WHAT THE TASK REQUIRES: Print the whole listing exactly.

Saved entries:
========================
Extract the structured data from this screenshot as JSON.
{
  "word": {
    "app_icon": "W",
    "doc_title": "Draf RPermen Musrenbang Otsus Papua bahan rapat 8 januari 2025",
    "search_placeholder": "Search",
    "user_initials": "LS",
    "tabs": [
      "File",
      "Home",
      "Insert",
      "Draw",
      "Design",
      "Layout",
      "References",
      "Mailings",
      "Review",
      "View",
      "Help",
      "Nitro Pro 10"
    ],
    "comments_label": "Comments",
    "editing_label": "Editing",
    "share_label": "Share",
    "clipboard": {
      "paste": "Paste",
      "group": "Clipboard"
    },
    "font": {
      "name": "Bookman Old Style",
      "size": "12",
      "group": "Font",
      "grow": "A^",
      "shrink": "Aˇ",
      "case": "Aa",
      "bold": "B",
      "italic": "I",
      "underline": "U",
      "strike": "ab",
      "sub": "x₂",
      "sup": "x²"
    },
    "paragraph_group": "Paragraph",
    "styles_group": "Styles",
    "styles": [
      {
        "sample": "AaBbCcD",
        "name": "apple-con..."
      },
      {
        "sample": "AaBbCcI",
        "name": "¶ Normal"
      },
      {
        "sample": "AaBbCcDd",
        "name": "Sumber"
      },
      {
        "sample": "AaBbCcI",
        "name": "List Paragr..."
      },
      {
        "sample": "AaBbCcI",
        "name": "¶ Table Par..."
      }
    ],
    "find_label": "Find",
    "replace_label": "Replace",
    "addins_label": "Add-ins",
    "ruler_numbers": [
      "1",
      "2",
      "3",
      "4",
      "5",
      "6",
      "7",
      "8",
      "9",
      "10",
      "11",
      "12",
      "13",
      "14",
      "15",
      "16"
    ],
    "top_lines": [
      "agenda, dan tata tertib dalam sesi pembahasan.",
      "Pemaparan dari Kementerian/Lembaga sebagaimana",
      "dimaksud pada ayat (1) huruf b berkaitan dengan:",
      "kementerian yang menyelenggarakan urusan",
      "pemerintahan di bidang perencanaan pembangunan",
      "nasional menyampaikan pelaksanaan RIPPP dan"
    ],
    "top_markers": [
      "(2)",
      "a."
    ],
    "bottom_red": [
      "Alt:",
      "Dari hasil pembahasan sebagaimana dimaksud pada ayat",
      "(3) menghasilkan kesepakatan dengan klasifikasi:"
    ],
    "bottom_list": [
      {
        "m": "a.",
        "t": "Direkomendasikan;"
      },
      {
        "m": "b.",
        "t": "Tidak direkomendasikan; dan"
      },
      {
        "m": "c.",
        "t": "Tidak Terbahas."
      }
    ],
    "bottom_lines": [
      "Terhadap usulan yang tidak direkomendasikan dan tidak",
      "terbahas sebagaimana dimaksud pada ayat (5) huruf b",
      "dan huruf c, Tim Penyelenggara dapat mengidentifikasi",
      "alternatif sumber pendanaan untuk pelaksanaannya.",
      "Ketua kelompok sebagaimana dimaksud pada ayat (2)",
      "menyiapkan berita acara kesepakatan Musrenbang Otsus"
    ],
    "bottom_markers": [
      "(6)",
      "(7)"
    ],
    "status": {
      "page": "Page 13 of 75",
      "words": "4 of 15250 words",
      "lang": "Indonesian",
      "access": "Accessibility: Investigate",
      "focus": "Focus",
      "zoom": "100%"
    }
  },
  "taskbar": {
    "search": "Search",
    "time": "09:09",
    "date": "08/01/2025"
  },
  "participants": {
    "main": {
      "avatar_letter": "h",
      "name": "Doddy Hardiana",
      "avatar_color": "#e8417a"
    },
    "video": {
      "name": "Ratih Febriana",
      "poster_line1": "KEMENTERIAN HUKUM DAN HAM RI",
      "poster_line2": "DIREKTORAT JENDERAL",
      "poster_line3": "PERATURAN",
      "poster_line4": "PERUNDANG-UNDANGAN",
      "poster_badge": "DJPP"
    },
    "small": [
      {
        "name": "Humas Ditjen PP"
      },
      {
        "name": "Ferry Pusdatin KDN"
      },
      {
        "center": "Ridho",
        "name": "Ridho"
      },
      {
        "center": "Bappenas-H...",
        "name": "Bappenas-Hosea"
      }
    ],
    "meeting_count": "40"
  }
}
========================
RESPONSE TO THE EXERCISE:
Extract the structured data from this screenshot as JSON.
{
  "word": {
    "app_icon": "W",
    "doc_title": "Draf RPermen Musrenbang Otsus Papua bahan rapat 8 januari 2025",
    "search_placeholder": "Search",
    "user_initials": "LS",
    "tabs": [
      "File",
      "Home",
      "Insert",
      "Draw",
      "Design",
      "Layout",
      "References",
      "Mailings",
      "Review",
      "View",
      "Help",
      "Nitro Pro 10"
    ],
    "comments_label": "Comments",
    "editing_label": "Editing",
    "share_label": "Share",
    "clipboard": {
      "paste": "Paste",
      "group": "Clipboard"
    },
    "font": {
      "name": "Bookman Old Style",
      "size": "12",
      "group": "Font",
      "grow": "A^",
      "shrink": "Aˇ",
      "case": "Aa",
      "bold": "B",
      "italic": "I",
      "underline": "U",
      "strike": "ab",
      "sub": "x₂",
      "sup": "x²"
    },
    "paragraph_group": "Paragraph",
    "styles_group": "Styles",
    "styles": [
      {
        "sample": "AaBbCcD",
        "name": "apple-con..."
      },
      {
        "sample": "AaBbCcI",
        "name": "¶ Normal"
      },
      {
        "sample": "AaBbCcDd",
        "name": "Sumber"
      },
      {
        "sample": "AaBbCcI",
        "name": "List Paragr..."
      },
      {
        "sample": "AaBbCcI",
        "name": "¶ Table Par..."
      }
    ],
    "find_label": "Find",
    "replace_label": "Replace",
    "addins_label": "Add-ins",
    "ruler_numbers": [
      "1",
      "2",
      "3",
      "4",
      "5",
      "6",
      "7",
      "8",
      "9",
      "10",
      "11",
      "12",
      "13",
      "14",
      "15",
      "16"
    ],
    "top_lines": [
      "agenda, dan tata tertib dalam sesi pembahasan.",
      "Pemaparan dari Kementerian/Lembaga sebagaimana",
      "dimaksud pada ayat (1) huruf b berkaitan dengan:",
      "kementerian yang menyelenggarakan urusan",
      "pemerintahan di bidang perencanaan pembangunan",
      "nasional menyampaikan pelaksanaan RIPPP dan"
    ],
    "top_markers": [
      "(2)",
      "a."
    ],
    "bottom_red": [
      "Alt:",
      "Dari hasil pembahasan sebagaimana dimaksud pada ayat",
      "(3) menghasilkan kesepakatan dengan klasifikasi:"
    ],
    "bottom_list": [
      {
        "m": "a.",
        "t": "Direkomendasikan;"
      },
      {
        "m": "b.",
        "t": "Tidak direkomendasikan; dan"
      },
      {
        "m": "c.",
        "t": "Tidak Terbahas."
      }
    ],
    "bottom_lines": [
      "Terhadap usulan yang tidak direkomendasikan dan tidak",
      "terbahas sebagaimana dimaksud pada ayat (5) huruf b",
      "dan huruf c, Tim Penyelenggara dapat mengidentifikasi",
      "alternatif sumber pendanaan untuk pelaksanaannya.",
      "Ketua kelompok sebagaimana dimaksud pada ayat (2)",
      "menyiapkan berita acara kesepakatan Musrenbang Otsus"
    ],
    "bottom_markers": [
      "(6)",
      "(7)"
    ],
    "status": {
      "page": "Page 13 of 75",
      "words": "4 of 15250 words",
      "lang": "Indonesian",
      "access": "Accessibility: Investigate",
      "focus": "Focus",
      "zoom": "100%"
    }
  },
  "taskbar": {
    "search": "Search",
    "time": "09:09",
    "date": "08/01/2025"
  },
  "participants": {
    "main": {
      "avatar_letter": "h",
      "name": "Doddy Hardiana",
      "avatar_color": "#e8417a"
    },
    "video": {
      "name": "Ratih Febriana",
      "poster_line1": "KEMENTERIAN HUKUM DAN HAM RI",
      "poster_line2": "DIREKTORAT JENDERAL",
      "poster_line3": "PERATURAN",
      "poster_line4": "PERUNDANG-UNDANGAN",
      "poster_badge": "DJPP"
    },
    "small": [
      {
        "name": "Humas Ditjen PP"
      },
      {
        "name": "Ferry Pusdatin KDN"
      },
      {
        "center": "Ridho",
        "name": "Ridho"
      },
      {
        "center": "Bappenas-H...",
        "name": "Bappenas-Hosea"
      }
    ],
    "meeting_count": "40"
  }
}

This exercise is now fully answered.